Challenge :: Print out the entries below with no edits.

>> START Provided material

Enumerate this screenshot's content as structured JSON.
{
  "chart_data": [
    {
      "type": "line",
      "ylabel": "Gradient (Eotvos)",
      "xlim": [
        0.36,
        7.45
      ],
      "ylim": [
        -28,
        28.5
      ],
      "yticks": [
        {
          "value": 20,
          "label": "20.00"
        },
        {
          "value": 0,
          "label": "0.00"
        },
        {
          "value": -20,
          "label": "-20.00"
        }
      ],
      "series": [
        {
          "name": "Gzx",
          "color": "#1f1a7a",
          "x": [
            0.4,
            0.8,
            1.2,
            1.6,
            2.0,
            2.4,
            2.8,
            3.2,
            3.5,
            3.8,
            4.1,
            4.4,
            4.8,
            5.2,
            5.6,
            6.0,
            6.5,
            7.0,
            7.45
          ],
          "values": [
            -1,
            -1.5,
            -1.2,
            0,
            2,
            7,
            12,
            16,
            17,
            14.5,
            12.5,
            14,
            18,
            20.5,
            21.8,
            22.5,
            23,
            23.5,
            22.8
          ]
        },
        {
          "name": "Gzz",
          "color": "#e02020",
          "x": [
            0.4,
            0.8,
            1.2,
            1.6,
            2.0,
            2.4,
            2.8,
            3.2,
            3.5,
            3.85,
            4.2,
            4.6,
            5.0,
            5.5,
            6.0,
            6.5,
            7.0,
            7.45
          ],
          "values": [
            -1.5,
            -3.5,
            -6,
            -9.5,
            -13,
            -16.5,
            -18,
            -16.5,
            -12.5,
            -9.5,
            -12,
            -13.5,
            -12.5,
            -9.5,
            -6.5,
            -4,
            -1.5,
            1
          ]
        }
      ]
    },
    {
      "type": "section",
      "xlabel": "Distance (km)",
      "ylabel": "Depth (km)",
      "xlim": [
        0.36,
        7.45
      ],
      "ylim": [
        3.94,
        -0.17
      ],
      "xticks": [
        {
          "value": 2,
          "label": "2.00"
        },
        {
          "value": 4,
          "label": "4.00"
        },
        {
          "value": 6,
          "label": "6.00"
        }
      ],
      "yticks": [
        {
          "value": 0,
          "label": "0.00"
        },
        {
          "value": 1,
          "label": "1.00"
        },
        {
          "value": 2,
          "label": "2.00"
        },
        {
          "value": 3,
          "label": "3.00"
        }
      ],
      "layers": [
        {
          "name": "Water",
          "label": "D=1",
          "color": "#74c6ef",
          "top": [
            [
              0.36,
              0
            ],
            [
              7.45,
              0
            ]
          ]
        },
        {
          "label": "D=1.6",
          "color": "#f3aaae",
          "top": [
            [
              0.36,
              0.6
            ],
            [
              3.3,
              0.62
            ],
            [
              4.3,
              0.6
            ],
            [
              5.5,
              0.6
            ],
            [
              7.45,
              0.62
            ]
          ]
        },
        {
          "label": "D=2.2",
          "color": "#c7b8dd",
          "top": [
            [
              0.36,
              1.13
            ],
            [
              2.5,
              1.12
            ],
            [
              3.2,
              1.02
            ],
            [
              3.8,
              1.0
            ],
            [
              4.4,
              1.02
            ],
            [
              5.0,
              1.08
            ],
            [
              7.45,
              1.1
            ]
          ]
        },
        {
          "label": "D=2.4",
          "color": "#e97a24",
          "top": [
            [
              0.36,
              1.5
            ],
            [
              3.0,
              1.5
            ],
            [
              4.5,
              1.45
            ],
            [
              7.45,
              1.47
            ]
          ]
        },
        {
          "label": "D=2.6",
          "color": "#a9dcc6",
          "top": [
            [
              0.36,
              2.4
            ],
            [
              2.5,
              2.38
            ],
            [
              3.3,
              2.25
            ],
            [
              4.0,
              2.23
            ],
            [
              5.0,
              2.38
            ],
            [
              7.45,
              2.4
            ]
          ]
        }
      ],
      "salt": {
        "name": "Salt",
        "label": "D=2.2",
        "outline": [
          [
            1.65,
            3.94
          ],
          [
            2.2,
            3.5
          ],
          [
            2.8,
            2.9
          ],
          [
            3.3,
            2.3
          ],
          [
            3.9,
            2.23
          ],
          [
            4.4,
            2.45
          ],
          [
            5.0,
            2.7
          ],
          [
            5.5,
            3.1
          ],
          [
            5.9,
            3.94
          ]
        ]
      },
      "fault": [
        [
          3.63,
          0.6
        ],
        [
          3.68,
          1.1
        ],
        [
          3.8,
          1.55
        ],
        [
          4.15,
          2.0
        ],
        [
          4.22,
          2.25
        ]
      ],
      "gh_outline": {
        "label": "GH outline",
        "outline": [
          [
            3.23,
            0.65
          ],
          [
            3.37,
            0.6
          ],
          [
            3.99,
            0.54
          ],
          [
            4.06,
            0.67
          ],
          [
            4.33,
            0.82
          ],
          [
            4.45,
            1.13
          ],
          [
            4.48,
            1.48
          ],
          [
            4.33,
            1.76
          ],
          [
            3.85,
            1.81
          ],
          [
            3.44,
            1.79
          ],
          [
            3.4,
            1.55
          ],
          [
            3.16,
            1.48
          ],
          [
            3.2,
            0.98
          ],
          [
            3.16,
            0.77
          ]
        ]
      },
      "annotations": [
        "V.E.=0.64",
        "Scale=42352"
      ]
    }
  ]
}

>> END Provided material

Task result ::
Enumerate this screenshot's content as structured JSON.
{
  "chart_data": [
    {
      "type": "line",
      "ylabel": "Gradient (Eotvos)",
      "xlim": [
        0.36,
        7.45
      ],
      "ylim": [
        -28,
        28.5
      ],
      "yticks": [
        {
          "value": 20,
          "label": "20.00"
        },
        {
          "value": 0,
          "label": "0.00"
        },
        {
          "value": -20,
          "label": "-20.00"
        }
      ],
      "series": [
        {
          "name": "Gzx",
          "color": "#1f1a7a",
          "x": [
            0.4,
            0.8,
            1.2,
            1.6,
            2.0,
            2.4,
            2.8,
            3.2,
            3.5,
            3.8,
            4.1,
            4.4,
            4.8,
            5.2,
            5.6,
            6.0,
            6.5,
            7.0,
            7.45
          ],
          "values": [
            -1,
            -1.5,
            -1.2,
            0,
            2,
            7,
            12,
            16,
            17,
            14.5,
            12.5,
            14,
            18,
            20.5,
            21.8,
            22.5,
            23,
            23.5,
            22.8
          ]
        },
        {
          "name": "Gzz",
          "color": "#e02020",
          "x": [
            0.4,
            0.8,
            1.2,
            1.6,
            2.0,
            2.4,
            2.8,
            3.2,
            3.5,
            3.85,
            4.2,
            4.6,
            5.0,
            5.5,
            6.0,
            6.5,
            7.0,
            7.45
          ],
          "values": [
            -1.5,
            -3.5,
            -6,
            -9.5,
            -13,
            -16.5,
            -18,
            -16.5,
            -12.5,
            -9.5,
            -12,
            -13.5,
            -12.5,
            -9.5,
            -6.5,
            -4,
            -1.5,
            1
          ]
        }
      ]
    },
    {
      "type": "section",
      "xlabel": "Distance (km)",
      "ylabel": "Depth (km)",
      "xlim": [
        0.36,
        7.45
      ],
      "ylim": [
        3.94,
        -0.17
      ],
      "xticks": [
        {
          "value": 2,
          "label": "2.00"
        },
        {
          "value": 4,
          "label": "4.00"
        },
        {
          "value": 6,
          "label": "6.00"
        }
      ],
      "yticks": [
        {
          "value": 0,
          "label": "0.00"
        },
        {
          "value": 1,
          "label": "1.00"
        },
        {
          "value": 2,
          "label": "2.00"
        },
        {
          "value": 3,
          "label": "3.00"
        }
      ],
      "layers": [
        {
          "name": "Water",
          "label": "D=1",
          "color": "#74c6ef",
          "top": [
            [
              0.36,
              0
            ],
            [
              7.45,
              0
            ]
          ]
        },
        {
          "label": "D=1.6",
          "color": "#f3aaae",
          "top": [
            [
              0.36,
              0.6
            ],
            [
              3.3,
              0.62
            ],
            [
              4.3,
              0.6
            ],
            [
              5.5,
              0.6
            ],
            [
              7.45,
              0.62
            ]
          ]
        },
        {
          "label": "D=2.2",
          "color": "#c7b8dd",
          "top": [
            [
              0.36,
              1.13
            ],
            [
              2.5,
              1.12
            ],
            [
              3.2,
              1.02
            ],
            [
              3.8,
              1.0
            ],
            [
              4.4,
              1.02
            ],
            [
              5.0,
              1.08
            ],
            [
              7.45,
              1.1
            ]
          ]
        },
        {
          "label": "D=2.4",
          "color": "#e97a24",
          "top": [
            [
              0.36,
              1.5
            ],
            [
              3.0,
              1.5
            ],
            [
              4.5,
              1.45
            ],
            [
              7.45,
              1.47
            ]
          ]
        },
        {
          "label": "D=2.6",
          "color": "#a9dcc6",
          "top": [
            [
              0.36,
              2.4
            ],
            [
              2.5,
              2.38
            ],
            [
              3.3,
              2.25
            ],
            [
              4.0,
              2.23
            ],
            [
              5.0,
              2.38
            ],
            [
              7.45,
              2.4
            ]
          ]
        }
      ],
      "salt": {
        "name": "Salt",
        "label": "D=2.2",
        "outline": [
          [
            1.65,
            3.94
          ],
          [
            2.2,
            3.5
          ],
          [
            2.8,
            2.9
          ],
          [
            3.3,
            2.3
          ],
          [
            3.9,
            2.23
          ],
          [
            4.4,
            2.45
          ],
          [
            5.0,
            2.7
          ],
          [
            5.5,
            3.1
          ],
          [
            5.9,
            3.94
          ]
        ]
      },
      "fault": [
        [
          3.63,
          0.6
        ],
        [
          3.68,
          1.1
        ],
        [
          3.8,
          1.55
        ],
        [
          4.15,
          2.0
        ],
        [
          4.22,
          2.25
        ]
      ],
      "gh_outline": {
        "label": "GH outline",
        "outline": [
          [
            3.23,
            0.65
          ],
          [
            3.37,
            0.6
          ],
          [
            3.99,
            0.54
          ],
          [
            4.06,
            0.67
          ],
          [
            4.33,
            0.82
          ],
          [
            4.45,
            1.13
          ],
          [
            4.48,
            1.48
          ],
          [
            4.33,
            1.76
          ],
          [
            3.85,
            1.81
          ],
          [
            3.44,
            1.79
          ],
          [
            3.4,
            1.55
          ],
          [
            3.16,
            1.48
          ],
          [
            3.2,
            0.98
          ],
          [
            3.16,
            0.77
          ]
        ]
      },
      "annotations": [
        "V.E.=0.64",
        "Scale=42352"
      ]
    }
  ]
}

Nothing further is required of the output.